» **DOCUMENT EXTRACT**
* start *

I first heard about Cringe just a couple of years ago.  The concept is the brainchild of  the delightful Sarah Brown, and the story goes – The first inklings of Cringe came about back in 2001, when Sarah  found her old diaries at her parents’ house, and decided it would be a good idea to send the most painful excerpts to her friends in a weekly email. Two years later, she moved to Brooklyn and told roommate Liz Schroeter about this endeavor, prompting Liz to dig out some old teenage zines of her own. The first Cringe Reading Night was held April 6, 2005, at Freddy’s Bar & Backroom. Since then, Cringe has traveled around the U.S. and across the ocean as well, and is currently held once a month in London, England.

When I first heard about Cringe I was instantly enamoured. I’ve always been an avid diary keeper, and realise now how precious (and hilarious and mortifying) diaries are to look back on. I’m very glad I didn’t give in to numerous desires to burn the lot of them and that I have painfully hidden and moved them with me to every house I’ve lived in (not easily hidden when they are all bright pink, fluffy and covered in hearts and stars) I think I’ve only recently got to the point where I can see the humour in my angst ridden, painfully detailed 15 year old ramblings. So, I took a deep gulp and when Sarah put a call out for contributors for Augusts Cringe Night in London, I volunteered.

On Sunday I met up with super Susie and did a practise run, choosing which of the many toe-cringingly embarrassing escapades to focus on but despite this planning, I still spent yesterday quaking like a leaf as I’m NOT a performer by any means. If I see a stage I am usually running away from it, and I do not like being in front of a crowd of people I know, let alone strangers, let ALONE reading my most inner thoughts and painful prose. I was suddenly starting to realise that I’d signed myself up for, well, my worst nightmare!

Despite my nerves, I knew that now I’d volunteered I had to really go through with it and that it would make a good blog post to do something massively out of my comfort zone. I didn’t tell anybody except Susie that I was doing it as I really wasn’t ready to share and spill in front of friends or work colleagues and was terrified if word got out, they’d all come along! The night starts at 7.30pm and is in the top venue room of the wonderful George Pub off The Strand. I have to say, I started getting mighty sweaty as more and more and more people crammed in and the room gradually packed out.

* end *

» **DATASET EXTRACT**
* start *

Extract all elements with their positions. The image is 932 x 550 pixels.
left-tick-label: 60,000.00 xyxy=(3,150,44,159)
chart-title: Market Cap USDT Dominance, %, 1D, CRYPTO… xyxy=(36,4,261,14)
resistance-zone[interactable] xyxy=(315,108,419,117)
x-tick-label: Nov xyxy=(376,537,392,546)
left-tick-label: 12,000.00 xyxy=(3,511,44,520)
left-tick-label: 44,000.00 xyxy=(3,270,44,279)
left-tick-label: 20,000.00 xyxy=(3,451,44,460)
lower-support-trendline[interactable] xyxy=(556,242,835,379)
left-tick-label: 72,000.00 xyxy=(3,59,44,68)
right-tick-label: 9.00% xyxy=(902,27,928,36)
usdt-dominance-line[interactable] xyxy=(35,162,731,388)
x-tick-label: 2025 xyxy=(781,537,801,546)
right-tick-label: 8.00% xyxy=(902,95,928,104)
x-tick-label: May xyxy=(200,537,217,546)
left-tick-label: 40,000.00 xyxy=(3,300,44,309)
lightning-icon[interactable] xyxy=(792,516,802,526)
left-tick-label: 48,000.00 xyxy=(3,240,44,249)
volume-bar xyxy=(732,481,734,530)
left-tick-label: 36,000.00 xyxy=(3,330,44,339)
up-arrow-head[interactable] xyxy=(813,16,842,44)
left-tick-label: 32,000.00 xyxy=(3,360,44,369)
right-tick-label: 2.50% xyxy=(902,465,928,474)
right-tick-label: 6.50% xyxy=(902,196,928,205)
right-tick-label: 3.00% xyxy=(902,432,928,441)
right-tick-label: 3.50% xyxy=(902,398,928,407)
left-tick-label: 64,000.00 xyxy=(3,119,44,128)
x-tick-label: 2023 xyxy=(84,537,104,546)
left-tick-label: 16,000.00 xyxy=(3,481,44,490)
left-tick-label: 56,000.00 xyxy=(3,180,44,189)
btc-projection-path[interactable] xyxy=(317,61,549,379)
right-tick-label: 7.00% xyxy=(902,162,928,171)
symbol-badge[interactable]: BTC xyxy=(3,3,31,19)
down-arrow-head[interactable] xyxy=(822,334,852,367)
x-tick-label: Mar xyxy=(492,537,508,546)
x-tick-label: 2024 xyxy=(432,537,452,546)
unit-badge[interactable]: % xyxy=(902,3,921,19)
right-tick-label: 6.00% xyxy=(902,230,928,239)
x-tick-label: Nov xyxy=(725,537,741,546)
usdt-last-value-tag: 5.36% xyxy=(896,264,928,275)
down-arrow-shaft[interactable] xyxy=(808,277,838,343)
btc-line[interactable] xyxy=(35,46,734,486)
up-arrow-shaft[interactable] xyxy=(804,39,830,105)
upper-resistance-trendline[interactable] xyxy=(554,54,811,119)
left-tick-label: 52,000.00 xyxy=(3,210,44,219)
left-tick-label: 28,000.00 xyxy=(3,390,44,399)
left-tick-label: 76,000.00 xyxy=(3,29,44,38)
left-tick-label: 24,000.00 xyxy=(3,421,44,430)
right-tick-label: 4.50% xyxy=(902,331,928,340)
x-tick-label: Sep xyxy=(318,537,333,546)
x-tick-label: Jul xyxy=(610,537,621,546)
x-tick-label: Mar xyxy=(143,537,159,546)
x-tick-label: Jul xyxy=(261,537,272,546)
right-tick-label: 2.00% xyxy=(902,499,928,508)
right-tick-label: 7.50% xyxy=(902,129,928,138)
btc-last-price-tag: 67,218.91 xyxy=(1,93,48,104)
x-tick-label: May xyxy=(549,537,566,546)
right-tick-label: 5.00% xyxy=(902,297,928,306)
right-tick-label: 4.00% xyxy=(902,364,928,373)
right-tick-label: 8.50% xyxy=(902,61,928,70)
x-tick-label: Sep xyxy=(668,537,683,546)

* end *

» **WORK REQUIRED**
Translate this sentence from the text about Cringe into Spanish: "The first Cringe Reading Night was held April 6, 2005, at Freddy’s Bar & Backroom." Rely only on the text about Cringe; the items play no part.

» **PROBLEM SOLUTION**
La primera Cringe Reading Night se celebró el 6 de abril de 2005 en Freddy’s Bar & Backroom.